### [TASK TO CARRY OUT]
Report all lines from the entries below in which "RFPS" appears.

### [PROVIDED ENTRIES]

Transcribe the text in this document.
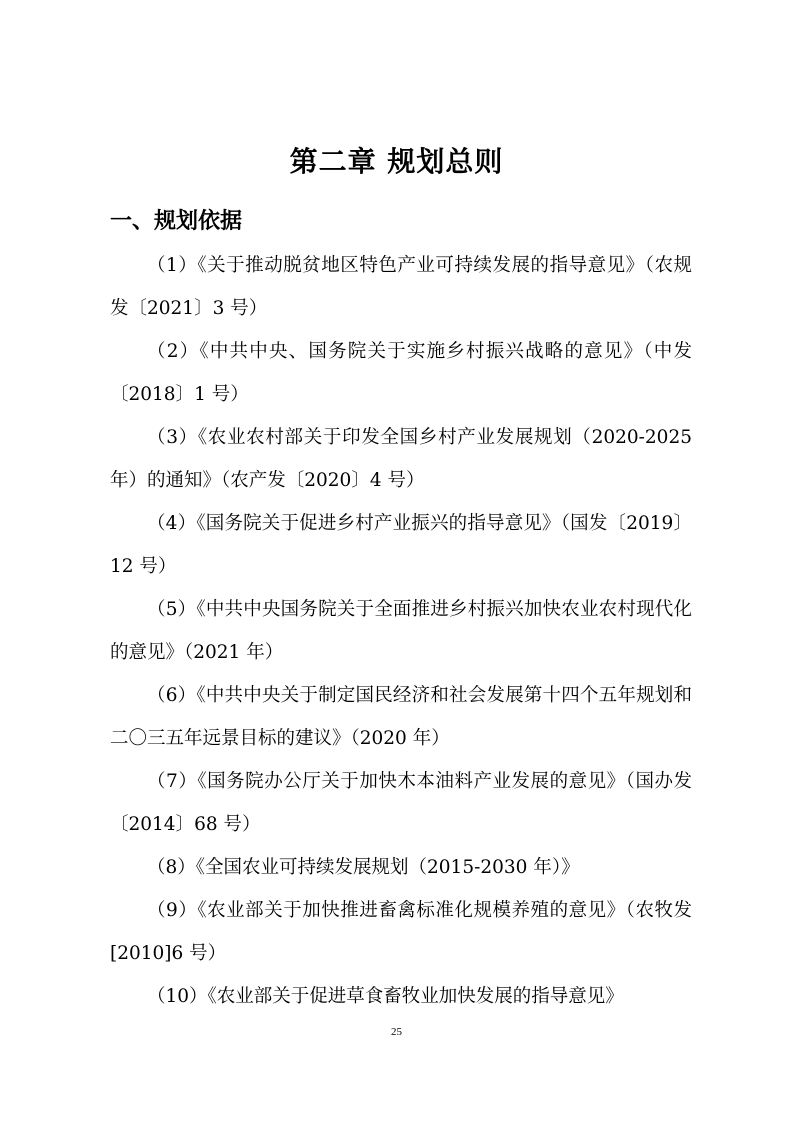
第二章 规划总则
一、规划依据

（1）《关于推动脱贫地区特色产业可持续发展的指导意见》（农规发〔2021〕3 号）

（2）《中共中央、国务院关于实施乡村振兴战略的意见》（中发〔2018〕1 号）

（3）《农业农村部关于印发全国乡村产业发展规划（2020-2025 年）的通知》（农产发〔2020〕4 号）

（4）《国务院关于促进乡村产业振兴的指导意见》（国发〔2019〕12 号）

（5）《中共中央国务院关于全面推进乡村振兴加快农业农村现代化的意见》（2021 年）

（6）《中共中央关于制定国民经济和社会发展第十四个五年规划和二〇三五年远景目标的建议》（2020 年）

（7）《国务院办公厅关于加快木本油料产业发展的意见》（国办发〔2014〕68 号）

（8）《全国农业可持续发展规划（2015-2030 年）》

（9）《农业部关于加快推进畜禽标准化规模养殖的意见》（农牧发[2010]6 号）

（10）《农业部关于促进草食畜牧业加快发展的指导意见》

25
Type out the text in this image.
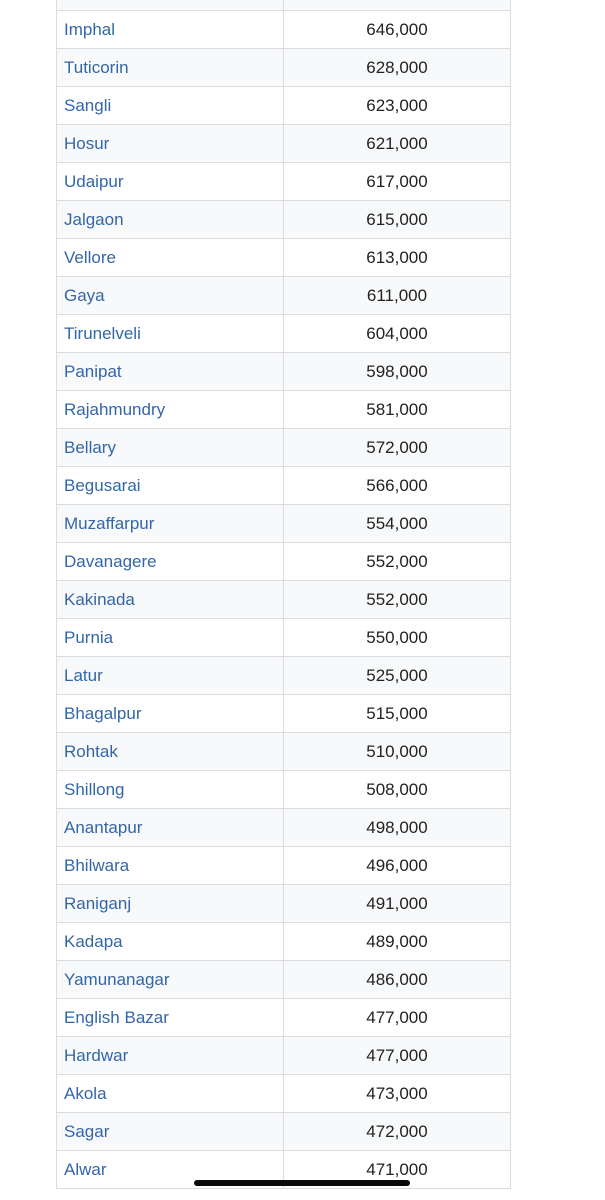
Imphal	646,000
Tuticorin	628,000
Sangli	623,000
Hosur	621,000
Udaipur	617,000
Jalgaon	615,000
Vellore	613,000
Gaya	611,000
Tirunelveli	604,000
Panipat	598,000
Rajahmundry	581,000
Bellary	572,000
Begusarai	566,000
Muzaffarpur	554,000
Davanagere	552,000
Kakinada	552,000
Purnia	550,000
Latur	525,000
Bhagalpur	515,000
Rohtak	510,000
Shillong	508,000
Anantapur	498,000
Bhilwara	496,000
Raniganj	491,000
Kadapa	489,000
Yamunanagar	486,000
English Bazar	477,000
Hardwar	477,000
Akola	473,000
Sagar	472,000
Alwar	471,000
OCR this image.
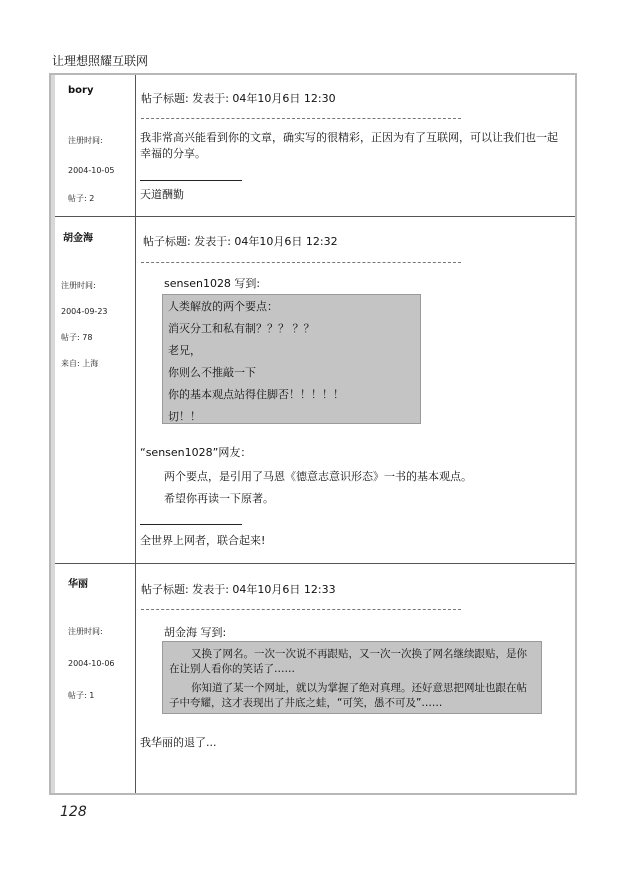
让理想照耀互联网
bory

注册时间:

2004-10-05

帖子: 2

帖子标题: 发表于: 04年10月6日 12:30
我非常高兴能看到你的文章，确实写的很精彩，正因为有了互联网，可以让我们也一起幸福的分享。
天道酬勤
胡金海

注册时间:

2004-09-23

帖子: 78

来自: 上海

帖子标题: 发表于: 04年10月6日 12:32
sensen1028 写到:
人类解放的两个要点：
消灭分工和私有制？？？ ？？
老兄，
你则么不推敲一下
你的基本观点站得住脚否！！！！！
切！！
“sensen1028”网友：
两个要点，是引用了马恩《德意志意识形态》一书的基本观点。
希望你再读一下原著。
全世界上网者，联合起来!
华丽

注册时间:

2004-10-06

帖子: 1

帖子标题: 发表于: 04年10月6日 12:33
胡金海 写到:
又换了网名。一次一次说不再跟贴，又一次一次换了网名继续跟贴，是你在让别人看你的笑话了……
你知道了某一个网址，就以为掌握了绝对真理。还好意思把网址也跟在帖子中夸耀，这才表现出了井底之蛙，“可笑，愚不可及”……
我华丽的退了...
128
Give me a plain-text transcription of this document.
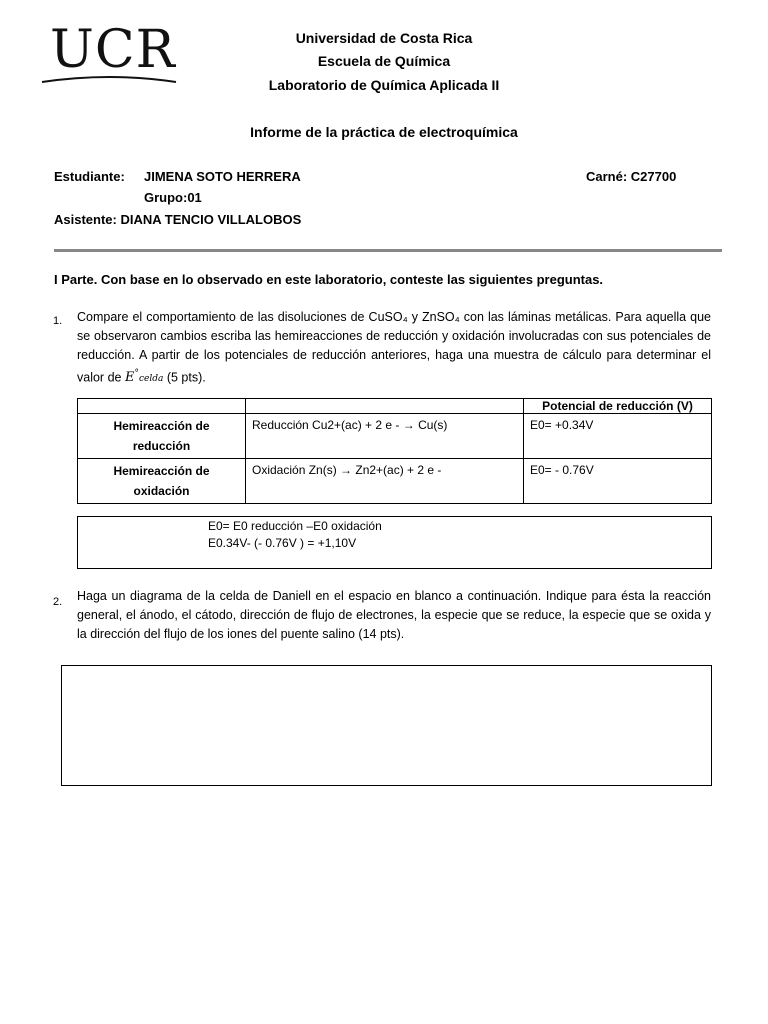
UCR	Universidad de Costa Rica
Escuela de Química
Laboratorio de Química Aplicada II
Informe de la práctica de electroquímica
Estudiante: JIMENA SOTO HERRERA	Carné: C27700
Grupo:01
Asistente: DIANA TENCIO VILLALOBOS
I Parte. Con base en lo observado en este laboratorio, conteste las siguientes preguntas.
1. Compare el comportamiento de las disoluciones de CuSO₄ y ZnSO₄ con las láminas metálicas. Para aquella que se observaron cambios escriba las hemireacciones de reducción y oxidación involucradas con sus potenciales de reducción. A partir de los potenciales de reducción anteriores, haga una muestra de cálculo para determinar el valor de E°celda (5 pts).
		Potencial de reducción (V)
Hemireacción de reducción	Reducción Cu2+(ac) + 2 e - → Cu(s)	E0= +0.34V
Hemireacción de oxidación	Oxidación Zn(s) → Zn2+(ac) + 2 e -	E0= - 0.76V
E0= E0 reducción –E0 oxidación
E0.34V- (- 0.76V ) = +1,10V
2. Haga un diagrama de la celda de Daniell en el espacio en blanco a continuación. Indique para ésta la reacción general, el ánodo, el cátodo, dirección de flujo de electrones, la especie que se reduce, la especie que se oxida y la dirección del flujo de los iones del puente salino (14 pts).
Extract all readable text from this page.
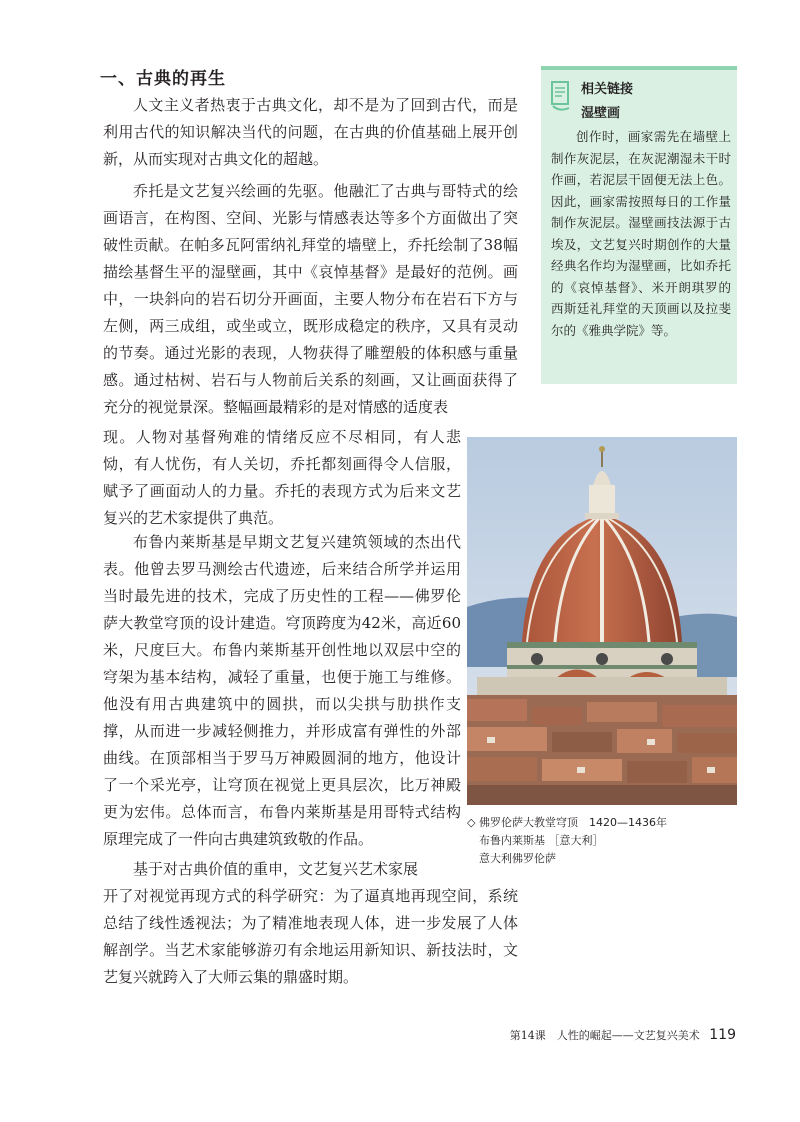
一、古典的再生

人文主义者热衷于古典文化，却不是为了回到古代，而是利用古代的知识解决当代的问题，在古典的价值基础上展开创新，从而实现对古典文化的超越。

乔托是文艺复兴绘画的先驱。他融汇了古典与哥特式的绘画语言，在构图、空间、光影与情感表达等多个方面做出了突破性贡献。在帕多瓦阿雷纳礼拜堂的墙壁上，乔托绘制了38幅描绘基督生平的湿壁画，其中《哀悼基督》是最好的范例。画中，一块斜向的岩石切分开画面，主要人物分布在岩石下方与左侧，两三成组，或坐或立，既形成稳定的秩序，又具有灵动的节奏。通过光影的表现，人物获得了雕塑般的体积感与重量感。通过枯树、岩石与人物前后关系的刻画，又让画面获得了充分的视觉景深。整幅画最精彩的是对情感的适度表

布鲁内莱斯基是早期文艺复兴建筑领域的杰出代表。他曾去罗马测绘古代遗迹，后来结合所学并运用当时最先进的技术，完成了历史性的工程——佛罗伦萨大教堂穹顶的设计建造。穹顶跨度为42米，高近60米，尺度巨大。布鲁内莱斯基开创性地以双层中空的穹架为基本结构，减轻了重量，也便于施工与维修。他没有用古典建筑中的圆拱，而以尖拱与肋拱作支撑，从而进一步减轻侧推力，并形成富有弹性的外部曲线。在顶部相当于罗马万神殿圆洞的地方，他设计了一个采光亭，让穹顶在视觉上更具层次，比万神殿更为宏伟。总体而言，布鲁内莱斯基是用哥特式结构原理完成了一件向古典建筑致敬的作品。

基于对古典价值的重申，文艺复兴艺术家展

现。人物对基督殉难的情绪反应不尽相同，有人悲恸，有人忧伤，有人关切，乔托都刻画得令人信服，赋予了画面动人的力量。乔托的表现方式为后来文艺复兴的艺术家提供了典范。

开了对视觉再现方式的科学研究：为了逼真地再现空间，系统总结了线性透视法；为了精准地表现人体，进一步发展了人体解剖学。当艺术家能够游刃有余地运用新知识、新技法时，文艺复兴就跨入了大师云集的鼎盛时期。

相关链接
湿壁画

创作时，画家需先在墙壁上制作灰泥层，在灰泥潮湿未干时作画，若泥层干固便无法上色。因此，画家需按照每日的工作量制作灰泥层。湿壁画技法源于古埃及，文艺复兴时期创作的大量经典名作均为湿壁画，比如乔托的《哀悼基督》、米开朗琪罗的西斯廷礼拜堂的天顶画以及拉斐尔的《雅典学院》等。

◇ 佛罗伦萨大教堂穹顶　1420—1436年
布鲁内莱斯基 ［意大利］
意大利佛罗伦萨
第14课　人性的崛起——文艺复兴美术 119
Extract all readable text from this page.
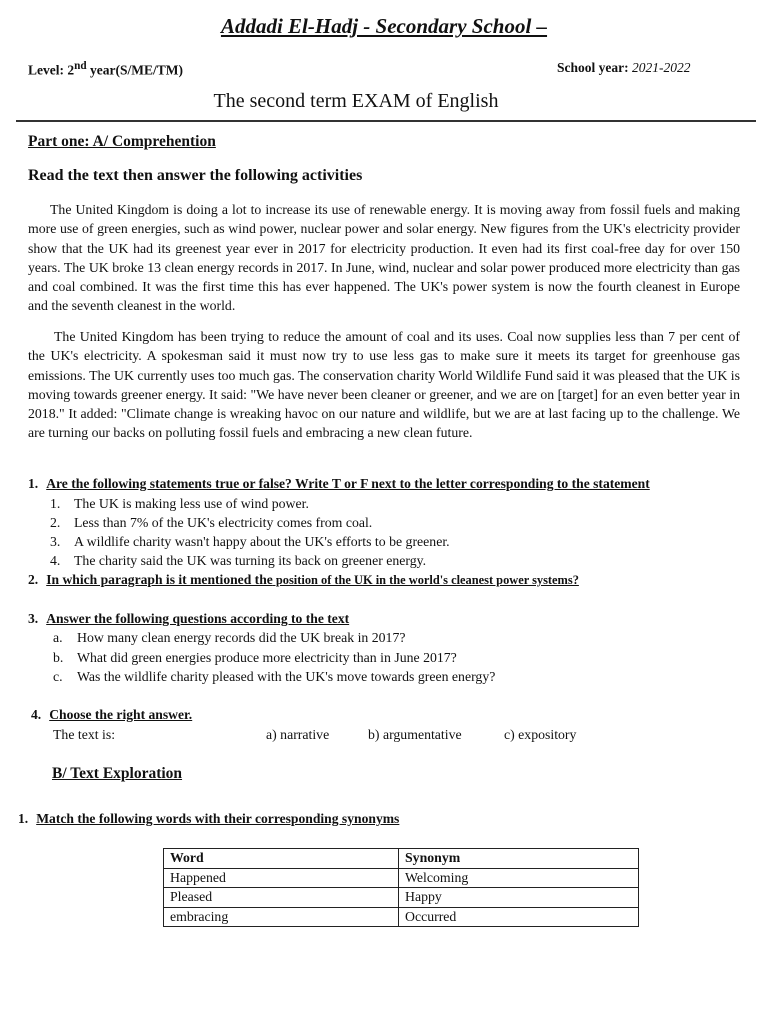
Addadi El-Hadj - Secondary School –
Level: 2nd year(S/ME/TM)	School year: 2021-2022
The second term EXAM of English
Part one: A/ Comprehention
Read the text then answer the following activities
The United Kingdom is doing a lot to increase its use of renewable energy. It is moving away from fossil fuels and making more use of green energies, such as wind power, nuclear power and solar energy. New figures from the UK's electricity provider show that the UK had its greenest year ever in 2017 for electricity production. It even had its first coal-free day for over 150 years. The UK broke 13 clean energy records in 2017. In June, wind, nuclear and solar power produced more electricity than gas and coal combined. It was the first time this has ever happened. The UK's power system is now the fourth cleanest in Europe and the seventh cleanest in the world.
The United Kingdom has been trying to reduce the amount of coal and its uses. Coal now supplies less than 7 per cent of the UK's electricity. A spokesman said it must now try to use less gas to make sure it meets its target for greenhouse gas emissions. The UK currently uses too much gas. The conservation charity World Wildlife Fund said it was pleased that the UK is moving towards greener energy. It said: "We have never been cleaner or greener, and we are on [target] for an even better year in 2018." It added: "Climate change is wreaking havoc on our nature and wildlife, but we are at last facing up to the challenge. We are turning our backs on polluting fossil fuels and embracing a new clean future.
1. Are the following statements true or false? Write T or F next to the letter corresponding to the statement
1. The UK is making less use of wind power.
2. Less than 7% of the UK's electricity comes from coal.
3. A wildlife charity wasn't happy about the UK's efforts to be greener.
4. The charity said the UK was turning its back on greener energy.
2. In which paragraph is it mentioned the position of the UK in the world's cleanest power systems?
3. Answer the following questions according to the text
a. How many clean energy records did the UK break in 2017?
b. What did green energies produce more electricity than in June 2017?
c. Was the wildlife charity pleased with the UK's move towards green energy?
4. Choose the right answer.
The text is:	a) narrative	b) argumentative	c) expository
B/ Text Exploration
1. Match the following words with their corresponding synonyms
Word	Synonym
Happened	Welcoming
Pleased	Happy
embracing	Occurred
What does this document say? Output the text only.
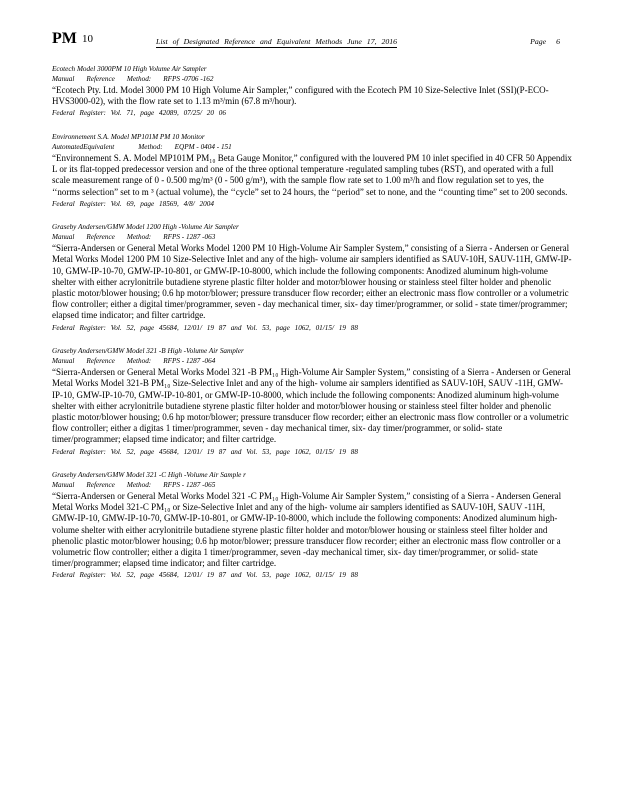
PM 10	List of Designated Reference and Equivalent Methods June 17, 2016	Page 6
Ecotech Model 3000PM 10 High Volume Air Sampler
Manual Reference Method: RFPS -0706 -162
“Ecotech Pty. Ltd. Model 3000 PM 10 High Volume Air Sampler,” configured with the Ecotech PM 10 Size-Selective Inlet (SSI)(P-ECO-HVS3000-02), with the flow rate set to 1.13 m³/min (67.8 m³/hour).
Federal Register: Vol. 71, page 42089, 07/25/ 20 06
Environnement S.A. Model MP101M PM 10 Monitor
AutomatedEquivalent	Method: EQPM - 0404 - 151
“Environnement S. A. Model MP101M PM₁₀ Beta Gauge Monitor,” configured with the louvered PM 10 inlet specified in 40 CFR 50 Appendix L or its flat-topped predecessor version and one of the three optional temperature -regulated sampling tubes (RST), and operated with a full scale measurement range of 0 - 0.500 mg/m³ (0 - 500 g/m³), with the sample flow rate set to 1.00 m³/h and flow regulation set to yes, the ‘‘norms selection” set to m ³ (actual volume), the ‘‘cycle” set to 24 hours, the ‘‘period” set to none, and the ‘‘counting time” set to 200 seconds.
Federal Register: Vol. 69, page 18569, 4/8/ 2004
Graseby Andersen/GMW Model 1200 High -Volume Air Sampler
Manual Reference Method: RFPS - 1287 -063
“Sierra-Andersen or General Metal Works Model 1200 PM 10 High-Volume Air Sampler System,” consisting of a Sierra - Andersen or General Metal Works Model 1200 PM 10 Size-Selective Inlet and any of the high- volume air samplers identified as SAUV-10H, SAUV-11H, GMW-IP-10, GMW-IP-10-70, GMW-IP-10-801, or GMW-IP-10-8000, which include the following components: Anodized aluminum high-volume shelter with either acrylonitrile butadiene styrene plastic filter holder and motor/blower housing or stainless steel filter holder and phenolic plastic motor/blower housing; 0.6 hp motor/blower; pressure transducer flow recorder; either an electronic mass flow controller or a volumetric flow controller; either a digital timer/programmer, seven - day mechanical timer, six- day timer/programmer, or solid - state timer/programmer; elapsed time indicator; and filter cartridge.
Federal Register: Vol. 52, page 45684, 12/01/ 19 87 and Vol. 53, page 1062, 01/15/ 19 88
Graseby Andersen/GMW Model 321 -B High -Volume Air Sampler
Manual Reference Method: RFPS - 1287 -064
“Sierra-Andersen or General Metal Works Model 321 -B PM₁₀ High-Volume Air Sampler System,” consisting of a Sierra - Andersen or General Metal Works Model 321-B PM₁₀ Size-Selective Inlet and any of the high- volume air samplers identified as SAUV-10H, SAUV -11H, GMW-IP-10, GMW-IP-10-70, GMW-IP-10-801, or GMW-IP-10-8000, which include the following components: Anodized aluminum high-volume shelter with either acrylonitrile butadiene styrene plastic filter holder and motor/blower housing or stainless steel filter holder and phenolic plastic motor/blower housing; 0.6 hp motor/blower; pressure transducer flow recorder; either an electronic mass flow controller or a volumetric flow controller; either a digitas 1 timer/programmer, seven - day mechanical timer, six- day timer/programmer, or solid- state timer/programmer; elapsed time indicator; and filter cartridge.
Federal Register: Vol. 52, page 45684, 12/01/ 19 87 and Vol. 53, page 1062, 01/15/ 19 88
Graseby Andersen/GMW Model 321 -C High -Volume Air Sample r
Manual Reference Method: RFPS - 1287 -065
“Sierra-Andersen or General Metal Works Model 321 -C PM₁₀ High-Volume Air Sampler System,” consisting of a Sierra - Andersen General Metal Works Model 321-C PM₁₀ or Size-Selective Inlet and any of the high- volume air samplers identified as SAUV-10H, SAUV -11H, GMW-IP-10, GMW-IP-10-70, GMW-IP-10-801, or GMW-IP-10-8000, which include the following components: Anodized aluminum high-volume shelter with either acrylonitrile butadiene styrene plastic filter holder and motor/blower housing or stainless steel filter holder and phenolic plastic motor/blower housing; 0.6 hp motor/blower; pressure transducer flow recorder; either an electronic mass flow controller or a volumetric flow controller; either a digita 1 timer/programmer, seven -day mechanical timer, six- day timer/programmer, or solid- state timer/programmer; elapsed time indicator; and filter cartridge.
Federal Register: Vol. 52, page 45684, 12/01/ 19 87 and Vol. 53, page 1062, 01/15/ 19 88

### [RESPONSE FOR THIS EXERCISE]
Manual Reference Method: RFPS -0706 -162
Manual Reference Method: RFPS - 1287 -063
Manual Reference Method: RFPS - 1287 -064
Manual Reference Method: RFPS - 1287 -065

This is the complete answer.